Your task is to extract every line from the material below exactly.

# start of PROVIDED DATA

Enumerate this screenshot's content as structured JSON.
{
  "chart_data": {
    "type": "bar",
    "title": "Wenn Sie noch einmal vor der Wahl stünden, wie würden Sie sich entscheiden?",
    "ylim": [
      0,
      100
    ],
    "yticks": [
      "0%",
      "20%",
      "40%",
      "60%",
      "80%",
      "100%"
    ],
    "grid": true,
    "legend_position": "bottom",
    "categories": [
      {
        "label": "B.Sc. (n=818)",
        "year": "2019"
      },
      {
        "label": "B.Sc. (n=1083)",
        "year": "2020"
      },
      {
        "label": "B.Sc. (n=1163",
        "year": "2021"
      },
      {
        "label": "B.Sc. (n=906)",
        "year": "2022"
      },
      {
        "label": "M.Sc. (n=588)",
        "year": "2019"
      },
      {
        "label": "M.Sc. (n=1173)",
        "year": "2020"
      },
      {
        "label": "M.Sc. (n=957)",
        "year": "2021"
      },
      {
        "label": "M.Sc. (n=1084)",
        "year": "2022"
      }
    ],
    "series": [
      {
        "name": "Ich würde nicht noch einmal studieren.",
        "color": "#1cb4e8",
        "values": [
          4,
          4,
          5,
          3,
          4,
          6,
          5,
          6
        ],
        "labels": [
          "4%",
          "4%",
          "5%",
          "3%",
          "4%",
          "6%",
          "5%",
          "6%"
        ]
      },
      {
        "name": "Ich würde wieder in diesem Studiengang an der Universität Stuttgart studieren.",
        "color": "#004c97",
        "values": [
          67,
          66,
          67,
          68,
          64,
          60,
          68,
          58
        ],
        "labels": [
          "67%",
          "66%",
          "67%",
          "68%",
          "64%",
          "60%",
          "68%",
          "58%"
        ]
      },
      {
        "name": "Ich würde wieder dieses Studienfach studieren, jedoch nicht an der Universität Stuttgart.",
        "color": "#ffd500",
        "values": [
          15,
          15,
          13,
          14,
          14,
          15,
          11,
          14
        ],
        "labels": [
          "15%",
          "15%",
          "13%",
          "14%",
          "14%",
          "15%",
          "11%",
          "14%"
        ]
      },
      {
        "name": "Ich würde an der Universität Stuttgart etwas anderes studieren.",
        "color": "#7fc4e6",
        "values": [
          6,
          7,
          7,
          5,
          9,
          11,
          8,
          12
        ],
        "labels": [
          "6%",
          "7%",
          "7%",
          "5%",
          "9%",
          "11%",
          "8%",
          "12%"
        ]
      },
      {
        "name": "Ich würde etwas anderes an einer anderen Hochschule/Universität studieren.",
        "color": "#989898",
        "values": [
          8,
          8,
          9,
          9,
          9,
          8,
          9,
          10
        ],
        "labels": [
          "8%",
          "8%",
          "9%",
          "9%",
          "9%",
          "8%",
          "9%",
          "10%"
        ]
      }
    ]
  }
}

# end of PROVIDED DATA

» SOLUTION BELOW:
Enumerate this screenshot's content as structured JSON.
{
  "chart_data": {
    "type": "bar",
    "title": "Wenn Sie noch einmal vor der Wahl stünden, wie würden Sie sich entscheiden?",
    "ylim": [
      0,
      100
    ],
    "yticks": [
      "0%",
      "20%",
      "40%",
      "60%",
      "80%",
      "100%"
    ],
    "grid": true,
    "legend_position": "bottom",
    "categories": [
      {
        "label": "B.Sc. (n=818)",
        "year": "2019"
      },
      {
        "label": "B.Sc. (n=1083)",
        "year": "2020"
      },
      {
        "label": "B.Sc. (n=1163",
        "year": "2021"
      },
      {
        "label": "B.Sc. (n=906)",
        "year": "2022"
      },
      {
        "label": "M.Sc. (n=588)",
        "year": "2019"
      },
      {
        "label": "M.Sc. (n=1173)",
        "year": "2020"
      },
      {
        "label": "M.Sc. (n=957)",
        "year": "2021"
      },
      {
        "label": "M.Sc. (n=1084)",
        "year": "2022"
      }
    ],
    "series": [
      {
        "name": "Ich würde nicht noch einmal studieren.",
        "color": "#1cb4e8",
        "values": [
          4,
          4,
          5,
          3,
          4,
          6,
          5,
          6
        ],
        "labels": [
          "4%",
          "4%",
          "5%",
          "3%",
          "4%",
          "6%",
          "5%",
          "6%"
        ]
      },
      {
        "name": "Ich würde wieder in diesem Studiengang an der Universität Stuttgart studieren.",
        "color": "#004c97",
        "values": [
          67,
          66,
          67,
          68,
          64,
          60,
          68,
          58
        ],
        "labels": [
          "67%",
          "66%",
          "67%",
          "68%",
          "64%",
          "60%",
          "68%",
          "58%"
        ]
      },
      {
        "name": "Ich würde wieder dieses Studienfach studieren, jedoch nicht an der Universität Stuttgart.",
        "color": "#ffd500",
        "values": [
          15,
          15,
          13,
          14,
          14,
          15,
          11,
          14
        ],
        "labels": [
          "15%",
          "15%",
          "13%",
          "14%",
          "14%",
          "15%",
          "11%",
          "14%"
        ]
      },
      {
        "name": "Ich würde an der Universität Stuttgart etwas anderes studieren.",
        "color": "#7fc4e6",
        "values": [
          6,
          7,
          7,
          5,
          9,
          11,
          8,
          12
        ],
        "labels": [
          "6%",
          "7%",
          "7%",
          "5%",
          "9%",
          "11%",
          "8%",
          "12%"
        ]
      },
      {
        "name": "Ich würde etwas anderes an einer anderen Hochschule/Universität studieren.",
        "color": "#989898",
        "values": [
          8,
          8,
          9,
          9,
          9,
          8,
          9,
          10
        ],
        "labels": [
          "8%",
          "8%",
          "9%",
          "9%",
          "9%",
          "8%",
          "9%",
          "10%"
        ]
      }
    ]
  }
}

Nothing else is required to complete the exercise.